> _Records supplied_
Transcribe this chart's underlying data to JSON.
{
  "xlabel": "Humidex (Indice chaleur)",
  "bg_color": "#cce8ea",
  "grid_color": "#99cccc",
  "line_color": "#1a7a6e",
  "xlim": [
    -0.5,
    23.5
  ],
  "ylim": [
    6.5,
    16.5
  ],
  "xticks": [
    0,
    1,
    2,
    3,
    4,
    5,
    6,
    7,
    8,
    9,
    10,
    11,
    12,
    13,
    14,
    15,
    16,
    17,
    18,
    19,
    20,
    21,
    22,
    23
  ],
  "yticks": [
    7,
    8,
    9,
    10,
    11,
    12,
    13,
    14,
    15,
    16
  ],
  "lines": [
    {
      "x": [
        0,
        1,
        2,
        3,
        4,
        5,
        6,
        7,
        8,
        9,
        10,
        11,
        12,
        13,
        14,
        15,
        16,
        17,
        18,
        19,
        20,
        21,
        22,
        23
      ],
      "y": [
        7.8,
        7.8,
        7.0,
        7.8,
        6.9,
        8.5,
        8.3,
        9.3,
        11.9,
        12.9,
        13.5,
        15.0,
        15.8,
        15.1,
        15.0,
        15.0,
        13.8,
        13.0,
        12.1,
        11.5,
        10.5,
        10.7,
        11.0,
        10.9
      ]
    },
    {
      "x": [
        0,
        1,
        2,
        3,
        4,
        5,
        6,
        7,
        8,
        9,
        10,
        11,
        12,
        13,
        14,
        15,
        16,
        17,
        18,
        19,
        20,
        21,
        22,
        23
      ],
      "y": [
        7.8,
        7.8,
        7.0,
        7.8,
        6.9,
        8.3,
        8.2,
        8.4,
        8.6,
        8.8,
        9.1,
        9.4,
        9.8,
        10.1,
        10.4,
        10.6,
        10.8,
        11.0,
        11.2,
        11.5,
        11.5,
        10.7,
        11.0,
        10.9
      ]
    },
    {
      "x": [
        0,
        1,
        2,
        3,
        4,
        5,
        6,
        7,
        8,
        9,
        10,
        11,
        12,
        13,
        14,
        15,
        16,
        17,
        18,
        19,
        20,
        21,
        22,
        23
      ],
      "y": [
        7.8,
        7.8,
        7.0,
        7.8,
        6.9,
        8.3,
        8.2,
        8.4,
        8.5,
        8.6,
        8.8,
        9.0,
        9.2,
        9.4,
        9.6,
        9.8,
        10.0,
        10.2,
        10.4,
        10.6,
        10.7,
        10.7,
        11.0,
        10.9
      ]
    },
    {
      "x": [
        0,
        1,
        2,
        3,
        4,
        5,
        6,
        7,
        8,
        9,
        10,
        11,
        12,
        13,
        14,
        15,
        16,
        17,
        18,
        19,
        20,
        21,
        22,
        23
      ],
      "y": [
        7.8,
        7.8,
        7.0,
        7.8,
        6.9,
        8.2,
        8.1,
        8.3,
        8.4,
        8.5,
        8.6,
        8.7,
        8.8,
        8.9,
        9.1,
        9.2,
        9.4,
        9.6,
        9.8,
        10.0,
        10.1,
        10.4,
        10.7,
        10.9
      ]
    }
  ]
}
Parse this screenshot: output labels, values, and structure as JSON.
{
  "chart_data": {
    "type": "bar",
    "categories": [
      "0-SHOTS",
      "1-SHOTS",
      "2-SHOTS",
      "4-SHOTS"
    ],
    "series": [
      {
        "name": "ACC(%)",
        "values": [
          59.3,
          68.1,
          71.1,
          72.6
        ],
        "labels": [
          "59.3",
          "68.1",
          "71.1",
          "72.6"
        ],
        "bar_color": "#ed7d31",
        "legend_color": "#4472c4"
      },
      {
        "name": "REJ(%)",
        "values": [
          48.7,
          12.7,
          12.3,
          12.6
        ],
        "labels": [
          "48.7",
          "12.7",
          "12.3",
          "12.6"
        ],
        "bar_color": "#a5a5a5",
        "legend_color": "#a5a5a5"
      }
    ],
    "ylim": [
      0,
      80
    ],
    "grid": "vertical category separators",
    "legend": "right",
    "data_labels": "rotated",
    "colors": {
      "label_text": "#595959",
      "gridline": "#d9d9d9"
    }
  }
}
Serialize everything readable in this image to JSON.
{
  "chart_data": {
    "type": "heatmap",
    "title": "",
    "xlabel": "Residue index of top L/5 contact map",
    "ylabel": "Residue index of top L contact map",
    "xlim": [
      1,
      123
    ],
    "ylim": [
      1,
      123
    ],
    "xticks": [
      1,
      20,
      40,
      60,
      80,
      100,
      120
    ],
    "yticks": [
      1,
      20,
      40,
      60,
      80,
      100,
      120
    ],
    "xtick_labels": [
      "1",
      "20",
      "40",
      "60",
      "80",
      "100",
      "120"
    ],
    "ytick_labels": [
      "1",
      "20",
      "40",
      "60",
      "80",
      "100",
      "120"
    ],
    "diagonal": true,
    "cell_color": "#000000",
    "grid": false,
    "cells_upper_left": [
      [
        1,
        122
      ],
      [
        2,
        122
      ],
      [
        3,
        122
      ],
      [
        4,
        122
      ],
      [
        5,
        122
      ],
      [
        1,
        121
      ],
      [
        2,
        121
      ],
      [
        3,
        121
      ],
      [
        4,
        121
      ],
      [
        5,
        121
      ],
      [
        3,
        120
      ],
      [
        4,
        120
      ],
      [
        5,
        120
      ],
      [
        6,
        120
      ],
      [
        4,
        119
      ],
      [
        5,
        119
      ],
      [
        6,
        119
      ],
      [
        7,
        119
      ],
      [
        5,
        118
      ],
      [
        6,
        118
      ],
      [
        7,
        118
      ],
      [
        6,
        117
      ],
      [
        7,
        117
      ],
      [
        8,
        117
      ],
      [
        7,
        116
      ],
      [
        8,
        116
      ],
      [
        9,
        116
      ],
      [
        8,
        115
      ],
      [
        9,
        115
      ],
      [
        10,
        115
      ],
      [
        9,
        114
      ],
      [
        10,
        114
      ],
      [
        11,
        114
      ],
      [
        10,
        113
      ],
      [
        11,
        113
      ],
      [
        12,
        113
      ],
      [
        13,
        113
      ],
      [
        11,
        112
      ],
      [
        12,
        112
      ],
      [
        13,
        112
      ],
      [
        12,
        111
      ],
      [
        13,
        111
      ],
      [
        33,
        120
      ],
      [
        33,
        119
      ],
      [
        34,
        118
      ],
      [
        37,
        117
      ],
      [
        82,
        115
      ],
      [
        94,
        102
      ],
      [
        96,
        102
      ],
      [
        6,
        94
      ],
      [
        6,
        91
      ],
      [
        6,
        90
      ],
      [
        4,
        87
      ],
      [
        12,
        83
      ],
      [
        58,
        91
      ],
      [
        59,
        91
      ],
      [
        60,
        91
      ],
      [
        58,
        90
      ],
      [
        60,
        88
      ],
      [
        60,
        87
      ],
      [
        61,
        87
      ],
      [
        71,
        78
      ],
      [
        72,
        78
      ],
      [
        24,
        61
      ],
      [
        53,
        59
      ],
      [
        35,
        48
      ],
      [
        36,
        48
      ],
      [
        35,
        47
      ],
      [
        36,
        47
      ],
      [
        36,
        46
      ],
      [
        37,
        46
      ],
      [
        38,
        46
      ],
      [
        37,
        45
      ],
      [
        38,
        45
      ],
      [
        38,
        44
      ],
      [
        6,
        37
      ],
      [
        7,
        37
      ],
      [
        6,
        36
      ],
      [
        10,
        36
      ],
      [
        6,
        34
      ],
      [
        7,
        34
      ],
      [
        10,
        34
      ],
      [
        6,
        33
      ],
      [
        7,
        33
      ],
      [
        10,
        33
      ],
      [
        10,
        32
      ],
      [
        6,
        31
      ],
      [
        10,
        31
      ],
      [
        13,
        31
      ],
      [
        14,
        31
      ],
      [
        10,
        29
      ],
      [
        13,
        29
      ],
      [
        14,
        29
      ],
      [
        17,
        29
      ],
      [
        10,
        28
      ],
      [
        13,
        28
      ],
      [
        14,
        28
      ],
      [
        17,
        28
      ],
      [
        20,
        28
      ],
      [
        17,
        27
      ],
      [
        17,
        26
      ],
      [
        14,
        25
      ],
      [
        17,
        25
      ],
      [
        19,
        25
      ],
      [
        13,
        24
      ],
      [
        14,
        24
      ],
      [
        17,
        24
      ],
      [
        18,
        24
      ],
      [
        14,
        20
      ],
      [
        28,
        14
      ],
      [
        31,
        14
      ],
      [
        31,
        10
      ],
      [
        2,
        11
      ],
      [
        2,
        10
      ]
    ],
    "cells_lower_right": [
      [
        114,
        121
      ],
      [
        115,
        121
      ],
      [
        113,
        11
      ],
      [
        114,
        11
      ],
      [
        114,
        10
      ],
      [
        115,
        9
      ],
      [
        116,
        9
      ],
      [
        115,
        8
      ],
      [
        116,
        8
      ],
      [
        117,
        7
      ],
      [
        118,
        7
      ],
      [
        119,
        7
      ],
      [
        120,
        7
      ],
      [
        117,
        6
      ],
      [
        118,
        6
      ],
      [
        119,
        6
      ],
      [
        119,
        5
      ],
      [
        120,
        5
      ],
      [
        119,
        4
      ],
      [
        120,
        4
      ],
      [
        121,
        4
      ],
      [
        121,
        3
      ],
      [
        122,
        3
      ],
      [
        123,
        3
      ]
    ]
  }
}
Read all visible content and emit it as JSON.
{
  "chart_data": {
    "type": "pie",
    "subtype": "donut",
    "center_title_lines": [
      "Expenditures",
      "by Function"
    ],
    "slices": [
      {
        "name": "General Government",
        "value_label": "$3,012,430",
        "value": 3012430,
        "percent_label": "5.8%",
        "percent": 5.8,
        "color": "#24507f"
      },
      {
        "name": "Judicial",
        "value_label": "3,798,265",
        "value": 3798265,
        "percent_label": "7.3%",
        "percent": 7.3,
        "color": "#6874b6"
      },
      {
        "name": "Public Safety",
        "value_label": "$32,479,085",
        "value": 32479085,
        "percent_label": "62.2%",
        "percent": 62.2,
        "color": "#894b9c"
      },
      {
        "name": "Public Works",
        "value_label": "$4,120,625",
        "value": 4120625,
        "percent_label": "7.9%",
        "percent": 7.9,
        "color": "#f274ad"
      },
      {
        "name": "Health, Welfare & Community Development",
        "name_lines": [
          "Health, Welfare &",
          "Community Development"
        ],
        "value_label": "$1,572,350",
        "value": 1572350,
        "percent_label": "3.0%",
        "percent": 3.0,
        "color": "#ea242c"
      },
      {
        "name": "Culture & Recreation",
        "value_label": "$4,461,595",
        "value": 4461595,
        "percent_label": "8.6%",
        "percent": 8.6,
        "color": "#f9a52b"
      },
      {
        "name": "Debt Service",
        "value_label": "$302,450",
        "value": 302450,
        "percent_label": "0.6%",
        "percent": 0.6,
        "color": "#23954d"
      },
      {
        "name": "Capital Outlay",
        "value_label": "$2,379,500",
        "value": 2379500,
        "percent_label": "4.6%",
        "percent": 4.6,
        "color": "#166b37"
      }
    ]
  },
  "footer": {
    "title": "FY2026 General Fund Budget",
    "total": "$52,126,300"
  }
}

> _The task_
Using the listing, copy every line where the word "Residue" shows up.

> _Result of the exercise_
    "xlabel": "Residue index of top L/5 contact map",
    "ylabel": "Residue index of top L contact map",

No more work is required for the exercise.